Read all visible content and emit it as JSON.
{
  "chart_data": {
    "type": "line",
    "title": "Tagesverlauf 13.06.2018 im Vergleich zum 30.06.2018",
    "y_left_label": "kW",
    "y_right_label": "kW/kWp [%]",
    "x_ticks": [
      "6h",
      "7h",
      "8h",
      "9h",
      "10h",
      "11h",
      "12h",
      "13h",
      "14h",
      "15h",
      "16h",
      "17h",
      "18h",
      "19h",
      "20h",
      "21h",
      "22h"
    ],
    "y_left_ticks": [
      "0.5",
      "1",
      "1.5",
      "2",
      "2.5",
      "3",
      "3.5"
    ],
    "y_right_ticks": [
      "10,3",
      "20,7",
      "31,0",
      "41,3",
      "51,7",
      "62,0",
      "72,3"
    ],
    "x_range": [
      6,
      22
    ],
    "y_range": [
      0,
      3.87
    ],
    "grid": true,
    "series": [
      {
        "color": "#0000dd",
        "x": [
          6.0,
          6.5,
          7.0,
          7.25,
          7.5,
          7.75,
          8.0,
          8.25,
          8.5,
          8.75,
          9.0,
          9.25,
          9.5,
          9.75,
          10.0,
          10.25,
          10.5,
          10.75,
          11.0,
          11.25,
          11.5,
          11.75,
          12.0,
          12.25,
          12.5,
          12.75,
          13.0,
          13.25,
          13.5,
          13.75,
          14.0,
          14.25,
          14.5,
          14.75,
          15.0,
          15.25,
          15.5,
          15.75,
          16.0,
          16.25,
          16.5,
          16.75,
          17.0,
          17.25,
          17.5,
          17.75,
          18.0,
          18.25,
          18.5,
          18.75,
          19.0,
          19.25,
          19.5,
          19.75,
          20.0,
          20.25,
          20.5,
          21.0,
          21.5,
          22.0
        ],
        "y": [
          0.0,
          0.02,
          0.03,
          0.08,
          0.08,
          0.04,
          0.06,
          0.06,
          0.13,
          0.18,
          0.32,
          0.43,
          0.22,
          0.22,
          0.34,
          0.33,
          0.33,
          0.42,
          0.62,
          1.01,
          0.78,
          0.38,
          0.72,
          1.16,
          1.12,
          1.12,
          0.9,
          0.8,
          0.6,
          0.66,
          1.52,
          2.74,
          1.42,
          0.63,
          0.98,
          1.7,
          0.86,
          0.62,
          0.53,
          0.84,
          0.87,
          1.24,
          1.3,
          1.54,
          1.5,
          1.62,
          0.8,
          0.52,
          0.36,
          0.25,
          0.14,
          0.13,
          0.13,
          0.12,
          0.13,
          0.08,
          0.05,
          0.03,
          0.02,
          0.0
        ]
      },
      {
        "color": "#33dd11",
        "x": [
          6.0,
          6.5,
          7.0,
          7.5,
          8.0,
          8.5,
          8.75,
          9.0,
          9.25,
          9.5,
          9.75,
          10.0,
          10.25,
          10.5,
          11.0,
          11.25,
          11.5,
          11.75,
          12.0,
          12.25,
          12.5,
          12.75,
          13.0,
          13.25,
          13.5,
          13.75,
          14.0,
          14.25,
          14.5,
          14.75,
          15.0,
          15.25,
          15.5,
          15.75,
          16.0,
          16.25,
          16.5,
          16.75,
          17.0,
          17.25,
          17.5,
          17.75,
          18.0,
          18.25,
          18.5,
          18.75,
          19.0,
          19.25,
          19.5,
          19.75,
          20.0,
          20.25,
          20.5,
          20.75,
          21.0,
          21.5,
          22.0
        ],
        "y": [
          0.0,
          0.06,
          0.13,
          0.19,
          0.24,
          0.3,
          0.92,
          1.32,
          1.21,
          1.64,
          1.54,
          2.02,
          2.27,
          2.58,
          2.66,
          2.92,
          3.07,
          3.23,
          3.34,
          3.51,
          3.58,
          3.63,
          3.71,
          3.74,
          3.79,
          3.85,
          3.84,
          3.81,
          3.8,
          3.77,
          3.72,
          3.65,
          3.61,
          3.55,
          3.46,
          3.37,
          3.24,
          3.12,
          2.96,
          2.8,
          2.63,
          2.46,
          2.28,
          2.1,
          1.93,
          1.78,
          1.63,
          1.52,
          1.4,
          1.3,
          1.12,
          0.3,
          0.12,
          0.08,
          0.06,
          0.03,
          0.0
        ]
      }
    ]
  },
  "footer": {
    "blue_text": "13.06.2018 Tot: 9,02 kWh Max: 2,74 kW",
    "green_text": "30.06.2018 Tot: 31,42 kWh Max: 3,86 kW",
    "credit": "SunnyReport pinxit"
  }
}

....

The request
Extract the full listing above without altering anything.

Completed exercise
Read all visible content and emit it as JSON.
{
  "chart_data": {
    "type": "line",
    "title": "Tagesverlauf 13.06.2018 im Vergleich zum 30.06.2018",
    "y_left_label": "kW",
    "y_right_label": "kW/kWp [%]",
    "x_ticks": [
      "6h",
      "7h",
      "8h",
      "9h",
      "10h",
      "11h",
      "12h",
      "13h",
      "14h",
      "15h",
      "16h",
      "17h",
      "18h",
      "19h",
      "20h",
      "21h",
      "22h"
    ],
    "y_left_ticks": [
      "0.5",
      "1",
      "1.5",
      "2",
      "2.5",
      "3",
      "3.5"
    ],
    "y_right_ticks": [
      "10,3",
      "20,7",
      "31,0",
      "41,3",
      "51,7",
      "62,0",
      "72,3"
    ],
    "x_range": [
      6,
      22
    ],
    "y_range": [
      0,
      3.87
    ],
    "grid": true,
    "series": [
      {
        "color": "#0000dd",
        "x": [
          6.0,
          6.5,
          7.0,
          7.25,
          7.5,
          7.75,
          8.0,
          8.25,
          8.5,
          8.75,
          9.0,
          9.25,
          9.5,
          9.75,
          10.0,
          10.25,
          10.5,
          10.75,
          11.0,
          11.25,
          11.5,
          11.75,
          12.0,
          12.25,
          12.5,
          12.75,
          13.0,
          13.25,
          13.5,
          13.75,
          14.0,
          14.25,
          14.5,
          14.75,
          15.0,
          15.25,
          15.5,
          15.75,
          16.0,
          16.25,
          16.5,
          16.75,
          17.0,
          17.25,
          17.5,
          17.75,
          18.0,
          18.25,
          18.5,
          18.75,
          19.0,
          19.25,
          19.5,
          19.75,
          20.0,
          20.25,
          20.5,
          21.0,
          21.5,
          22.0
        ],
        "y": [
          0.0,
          0.02,
          0.03,
          0.08,
          0.08,
          0.04,
          0.06,
          0.06,
          0.13,
          0.18,
          0.32,
          0.43,
          0.22,
          0.22,
          0.34,
          0.33,
          0.33,
          0.42,
          0.62,
          1.01,
          0.78,
          0.38,
          0.72,
          1.16,
          1.12,
          1.12,
          0.9,
          0.8,
          0.6,
          0.66,
          1.52,
          2.74,
          1.42,
          0.63,
          0.98,
          1.7,
          0.86,
          0.62,
          0.53,
          0.84,
          0.87,
          1.24,
          1.3,
          1.54,
          1.5,
          1.62,
          0.8,
          0.52,
          0.36,
          0.25,
          0.14,
          0.13,
          0.13,
          0.12,
          0.13,
          0.08,
          0.05,
          0.03,
          0.02,
          0.0
        ]
      },
      {
        "color": "#33dd11",
        "x": [
          6.0,
          6.5,
          7.0,
          7.5,
          8.0,
          8.5,
          8.75,
          9.0,
          9.25,
          9.5,
          9.75,
          10.0,
          10.25,
          10.5,
          11.0,
          11.25,
          11.5,
          11.75,
          12.0,
          12.25,
          12.5,
          12.75,
          13.0,
          13.25,
          13.5,
          13.75,
          14.0,
          14.25,
          14.5,
          14.75,
          15.0,
          15.25,
          15.5,
          15.75,
          16.0,
          16.25,
          16.5,
          16.75,
          17.0,
          17.25,
          17.5,
          17.75,
          18.0,
          18.25,
          18.5,
          18.75,
          19.0,
          19.25,
          19.5,
          19.75,
          20.0,
          20.25,
          20.5,
          20.75,
          21.0,
          21.5,
          22.0
        ],
        "y": [
          0.0,
          0.06,
          0.13,
          0.19,
          0.24,
          0.3,
          0.92,
          1.32,
          1.21,
          1.64,
          1.54,
          2.02,
          2.27,
          2.58,
          2.66,
          2.92,
          3.07,
          3.23,
          3.34,
          3.51,
          3.58,
          3.63,
          3.71,
          3.74,
          3.79,
          3.85,
          3.84,
          3.81,
          3.8,
          3.77,
          3.72,
          3.65,
          3.61,
          3.55,
          3.46,
          3.37,
          3.24,
          3.12,
          2.96,
          2.8,
          2.63,
          2.46,
          2.28,
          2.1,
          1.93,
          1.78,
          1.63,
          1.52,
          1.4,
          1.3,
          1.12,
          0.3,
          0.12,
          0.08,
          0.06,
          0.03,
          0.0
        ]
      }
    ]
  },
  "footer": {
    "blue_text": "13.06.2018 Tot: 9,02 kWh Max: 2,74 kW",
    "green_text": "30.06.2018 Tot: 31,42 kWh Max: 3,86 kW",
    "credit": "SunnyReport pinxit"
  }
}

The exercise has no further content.